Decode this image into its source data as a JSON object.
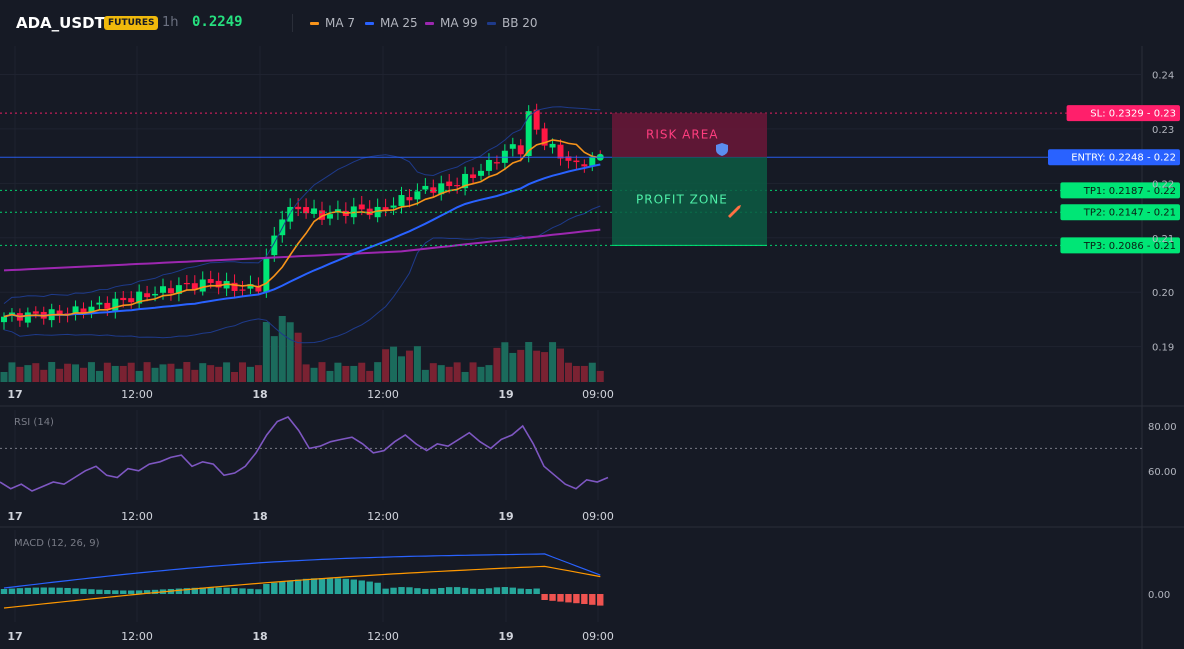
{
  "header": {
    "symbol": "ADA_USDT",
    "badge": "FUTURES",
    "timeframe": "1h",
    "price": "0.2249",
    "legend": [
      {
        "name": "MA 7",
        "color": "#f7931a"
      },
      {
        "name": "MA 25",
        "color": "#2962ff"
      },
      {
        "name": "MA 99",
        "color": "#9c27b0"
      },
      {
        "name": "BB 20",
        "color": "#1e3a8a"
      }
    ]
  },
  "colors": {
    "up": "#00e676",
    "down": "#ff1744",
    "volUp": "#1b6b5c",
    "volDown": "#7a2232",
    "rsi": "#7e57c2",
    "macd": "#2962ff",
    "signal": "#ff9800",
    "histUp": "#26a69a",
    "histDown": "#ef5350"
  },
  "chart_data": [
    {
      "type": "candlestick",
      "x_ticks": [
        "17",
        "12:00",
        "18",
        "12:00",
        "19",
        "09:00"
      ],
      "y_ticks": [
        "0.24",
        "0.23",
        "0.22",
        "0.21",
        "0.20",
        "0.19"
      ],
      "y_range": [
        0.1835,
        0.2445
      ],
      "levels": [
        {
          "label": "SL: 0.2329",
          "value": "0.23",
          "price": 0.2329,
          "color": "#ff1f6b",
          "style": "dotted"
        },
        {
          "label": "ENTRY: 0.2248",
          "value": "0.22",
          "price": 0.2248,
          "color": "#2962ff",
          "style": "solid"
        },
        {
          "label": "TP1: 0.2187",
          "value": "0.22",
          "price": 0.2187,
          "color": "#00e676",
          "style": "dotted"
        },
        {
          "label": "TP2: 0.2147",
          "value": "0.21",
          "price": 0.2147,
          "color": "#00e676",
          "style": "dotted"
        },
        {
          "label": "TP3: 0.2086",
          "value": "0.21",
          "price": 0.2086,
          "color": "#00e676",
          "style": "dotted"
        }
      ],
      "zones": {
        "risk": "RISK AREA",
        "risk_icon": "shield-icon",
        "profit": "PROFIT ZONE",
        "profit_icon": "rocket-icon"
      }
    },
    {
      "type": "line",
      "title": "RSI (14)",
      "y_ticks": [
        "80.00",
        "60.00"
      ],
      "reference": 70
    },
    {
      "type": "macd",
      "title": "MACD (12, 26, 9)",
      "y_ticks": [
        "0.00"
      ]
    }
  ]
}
+--
# What you are asked to do
Set down every record once more, word for word, without pictures.

# Right answer
Decode this image into its source data as a JSON object.
{
  "header": {
    "symbol": "ADA_USDT",
    "badge": "FUTURES",
    "timeframe": "1h",
    "price": "0.2249",
    "legend": [
      {
        "name": "MA 7",
        "color": "#f7931a"
      },
      {
        "name": "MA 25",
        "color": "#2962ff"
      },
      {
        "name": "MA 99",
        "color": "#9c27b0"
      },
      {
        "name": "BB 20",
        "color": "#1e3a8a"
      }
    ]
  },
  "colors": {
    "up": "#00e676",
    "down": "#ff1744",
    "volUp": "#1b6b5c",
    "volDown": "#7a2232",
    "rsi": "#7e57c2",
    "macd": "#2962ff",
    "signal": "#ff9800",
    "histUp": "#26a69a",
    "histDown": "#ef5350"
  },
  "chart_data": [
    {
      "type": "candlestick",
      "x_ticks": [
        "17",
        "12:00",
        "18",
        "12:00",
        "19",
        "09:00"
      ],
      "y_ticks": [
        "0.24",
        "0.23",
        "0.22",
        "0.21",
        "0.20",
        "0.19"
      ],
      "y_range": [
        0.1835,
        0.2445
      ],
      "levels": [
        {
          "label": "SL: 0.2329",
          "value": "0.23",
          "price": 0.2329,
          "color": "#ff1f6b",
          "style": "dotted"
        },
        {
          "label": "ENTRY: 0.2248",
          "value": "0.22",
          "price": 0.2248,
          "color": "#2962ff",
          "style": "solid"
        },
        {
          "label": "TP1: 0.2187",
          "value": "0.22",
          "price": 0.2187,
          "color": "#00e676",
          "style": "dotted"
        },
        {
          "label": "TP2: 0.2147",
          "value": "0.21",
          "price": 0.2147,
          "color": "#00e676",
          "style": "dotted"
        },
        {
          "label": "TP3: 0.2086",
          "value": "0.21",
          "price": 0.2086,
          "color": "#00e676",
          "style": "dotted"
        }
      ],
      "zones": {
        "risk": "RISK AREA",
        "risk_icon": "shield-icon",
        "profit": "PROFIT ZONE",
        "profit_icon": "rocket-icon"
      }
    },
    {
      "type": "line",
      "title": "RSI (14)",
      "y_ticks": [
        "80.00",
        "60.00"
      ],
      "reference": 70
    },
    {
      "type": "macd",
      "title": "MACD (12, 26, 9)",
      "y_ticks": [
        "0.00"
      ]
    }
  ]
}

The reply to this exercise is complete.